*Exercise details*
Reproduce all the lines exactly as they stand, apart from the pictures.

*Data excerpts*
● ● ● ● ●
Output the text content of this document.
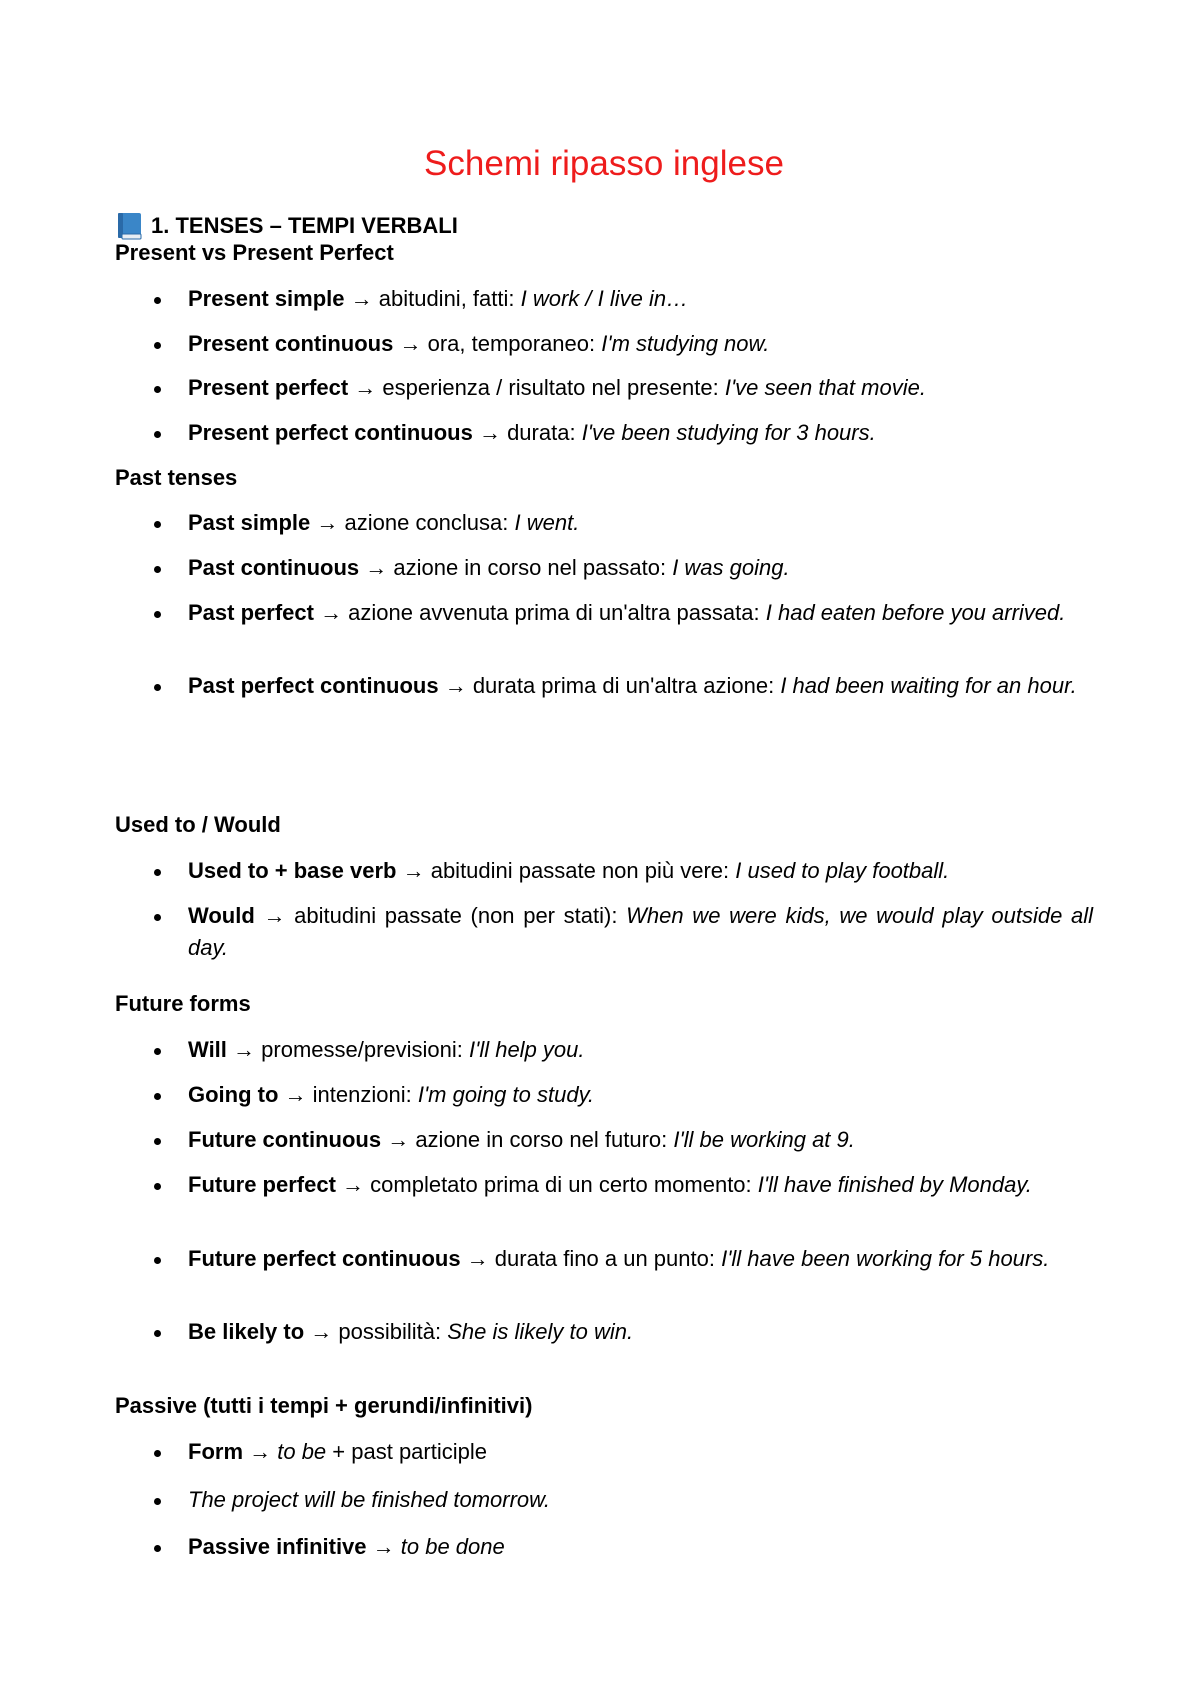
Schemi ripasso inglese
1. TENSES – TEMPI VERBALI
Present vs Present Perfect
Present simple → abitudini, fatti: I work / I live in…
Present continuous → ora, temporaneo: I'm studying now.
Present perfect → esperienza / risultato nel presente: I've seen that movie.
Present perfect continuous → durata: I've been studying for 3 hours.
Past tenses
Past simple → azione conclusa: I went.
Past continuous → azione in corso nel passato: I was going.
Past perfect → azione avvenuta prima di un'altra passata: I had eaten before you arrived.
Past perfect continuous → durata prima di un'altra azione: I had been waiting for an hour.
Used to / Would
Used to + base verb → abitudini passate non più vere: I used to play football.
Would → abitudini passate (non per stati): When we were kids, we would play outside all day.
Future forms
Will → promesse/previsioni: I'll help you.
Going to → intenzioni: I'm going to study.
Future continuous → azione in corso nel futuro: I'll be working at 9.
Future perfect → completato prima di un certo momento: I'll have finished by Monday.
Future perfect continuous → durata fino a un punto: I'll have been working for 5 hours.
Be likely to → possibilità: She is likely to win.
Passive (tutti i tempi + gerundi/infinitivi)
Form → to be + past participle
The project will be finished tomorrow.
Passive infinitive → to be done
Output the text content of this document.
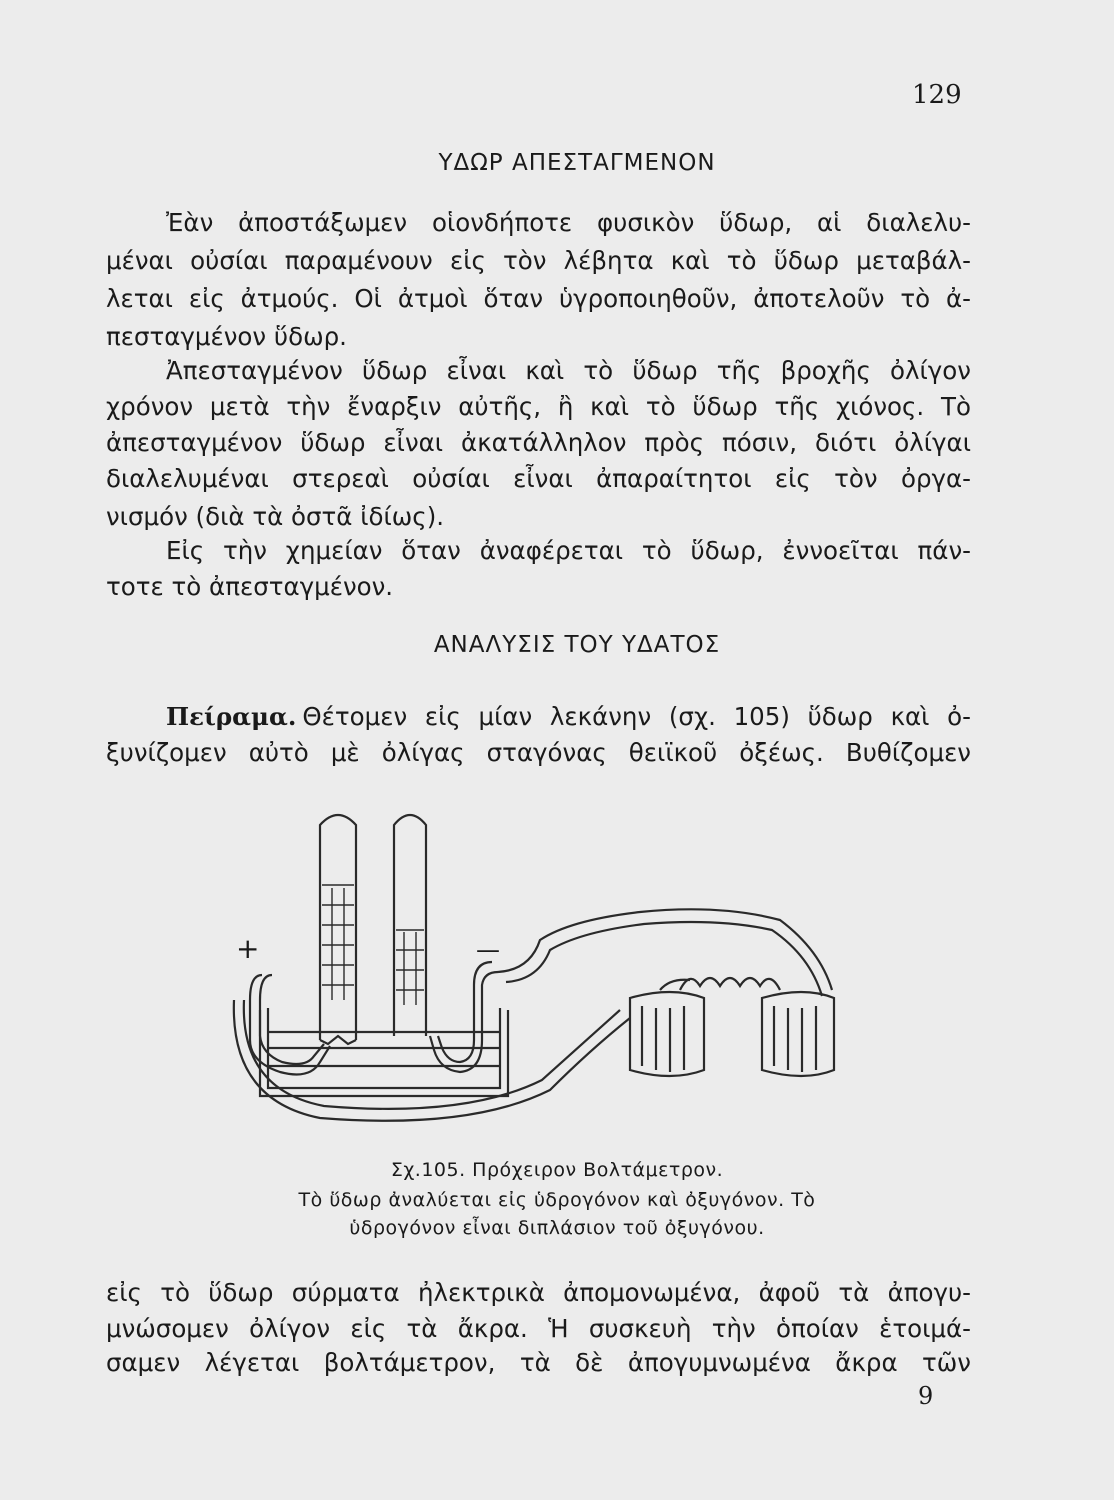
129
ΥΔΩΡ ΑΠΕΣΤΑΓΜΕΝΟΝ
Ἐὰν ἀποστάξωμεν οἱονδήποτε φυσικὸν ὕδωρ, αἱ διαλελυ-
μέναι οὐσίαι παραμένουν εἰς τὸν λέβητα καὶ τὸ ὕδωρ μεταβάλ-
λεται εἰς ἀτμούς. Οἱ ἀτμοὶ ὅταν ὑγροποιηθοῦν, ἀποτελοῦν τὸ ἀ-
πεσταγμένον ὕδωρ.
Ἀπεσταγμένον ὕδωρ εἶναι καὶ τὸ ὕδωρ τῆς βροχῆς ὀλίγον
χρόνον μετὰ τὴν ἔναρξιν αὐτῆς, ἢ καὶ τὸ ὕδωρ τῆς χιόνος. Τὸ
ἀπεσταγμένον ὕδωρ εἶναι ἀκατάλληλον πρὸς πόσιν, διότι ὀλίγαι
διαλελυμέναι στερεαὶ οὐσίαι εἶναι ἀπαραίτητοι εἰς τὸν ὀργα-
νισμόν (διὰ τὰ ὀστᾶ ἰδίως).
Εἰς τὴν χημείαν ὅταν ἀναφέρεται τὸ ὕδωρ, ἐννοεῖται πάν-
τοτε τὸ ἀπεσταγμένον.
ΑΝΑΛΥΣΙΣ ΤΟΥ ΥΔΑΤΟΣ
Πείραμα. Θέτομεν εἰς μίαν λεκάνην (σχ. 105) ὕδωρ καὶ ὀ-
ξυνίζομεν αὐτὸ μὲ ὀλίγας σταγόνας θειϊκοῦ ὀξέως. Βυθίζομεν
+	—
Σχ.105. Πρόχειρον Βολτάμετρον.
Τὸ ὕδωρ ἀναλύεται εἰς ὑδρογόνον καὶ ὀξυγόνον. Τὸ
ὑδρογόνον εἶναι διπλάσιον τοῦ ὀξυγόνου.
εἰς τὸ ὕδωρ σύρματα ἠλεκτρικὰ ἀπομονωμένα, ἀφοῦ τὰ ἀπογυ-
μνώσομεν ὀλίγον εἰς τὰ ἄκρα. Ἡ συσκευὴ τὴν ὁποίαν ἑτοιμά-
σαμεν λέγεται βολτάμετρον, τὰ δὲ ἀπογυμνωμένα ἄκρα τῶν
9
● ● ● ● ●
*Worked solution*
Output the text content of this document.
Schemi ripasso inglese
1. TENSES – TEMPI VERBALI
Present vs Present Perfect
Present simple → abitudini, fatti: I work / I live in…
Present continuous → ora, temporaneo: I'm studying now.
Present perfect → esperienza / risultato nel presente: I've seen that movie.
Present perfect continuous → durata: I've been studying for 3 hours.
Past tenses
Past simple → azione conclusa: I went.
Past continuous → azione in corso nel passato: I was going.
Past perfect → azione avvenuta prima di un'altra passata: I had eaten before you arrived.
Past perfect continuous → durata prima di un'altra azione: I had been waiting for an hour.
Used to / Would
Used to + base verb → abitudini passate non più vere: I used to play football.
Would → abitudini passate (non per stati): When we were kids, we would play outside all day.
Future forms
Will → promesse/previsioni: I'll help you.
Going to → intenzioni: I'm going to study.
Future continuous → azione in corso nel futuro: I'll be working at 9.
Future perfect → completato prima di un certo momento: I'll have finished by Monday.
Future perfect continuous → durata fino a un punto: I'll have been working for 5 hours.
Be likely to → possibilità: She is likely to win.
Passive (tutti i tempi + gerundi/infinitivi)
Form → to be + past participle
The project will be finished tomorrow.
Passive infinitive → to be done
Output the text content of this document.
129
ΥΔΩΡ ΑΠΕΣΤΑΓΜΕΝΟΝ
Ἐὰν ἀποστάξωμεν οἱονδήποτε φυσικὸν ὕδωρ, αἱ διαλελυ-
μέναι οὐσίαι παραμένουν εἰς τὸν λέβητα καὶ τὸ ὕδωρ μεταβάλ-
λεται εἰς ἀτμούς. Οἱ ἀτμοὶ ὅταν ὑγροποιηθοῦν, ἀποτελοῦν τὸ ἀ-
πεσταγμένον ὕδωρ.
Ἀπεσταγμένον ὕδωρ εἶναι καὶ τὸ ὕδωρ τῆς βροχῆς ὀλίγον
χρόνον μετὰ τὴν ἔναρξιν αὐτῆς, ἢ καὶ τὸ ὕδωρ τῆς χιόνος. Τὸ
ἀπεσταγμένον ὕδωρ εἶναι ἀκατάλληλον πρὸς πόσιν, διότι ὀλίγαι
διαλελυμέναι στερεαὶ οὐσίαι εἶναι ἀπαραίτητοι εἰς τὸν ὀργα-
νισμόν (διὰ τὰ ὀστᾶ ἰδίως).
Εἰς τὴν χημείαν ὅταν ἀναφέρεται τὸ ὕδωρ, ἐννοεῖται πάν-
τοτε τὸ ἀπεσταγμένον.
ΑΝΑΛΥΣΙΣ ΤΟΥ ΥΔΑΤΟΣ
Πείραμα. Θέτομεν εἰς μίαν λεκάνην (σχ. 105) ὕδωρ καὶ ὀ-
ξυνίζομεν αὐτὸ μὲ ὀλίγας σταγόνας θειϊκοῦ ὀξέως. Βυθίζομεν
+	—
Σχ.105. Πρόχειρον Βολτάμετρον.
Τὸ ὕδωρ ἀναλύεται εἰς ὑδρογόνον καὶ ὀξυγόνον. Τὸ
ὑδρογόνον εἶναι διπλάσιον τοῦ ὀξυγόνου.
εἰς τὸ ὕδωρ σύρματα ἠλεκτρικὰ ἀπομονωμένα, ἀφοῦ τὰ ἀπογυ-
μνώσομεν ὀλίγον εἰς τὰ ἄκρα. Ἡ συσκευὴ τὴν ὁποίαν ἑτοιμά-
σαμεν λέγεται βολτάμετρον, τὰ δὲ ἀπογυμνωμένα ἄκρα τῶν
9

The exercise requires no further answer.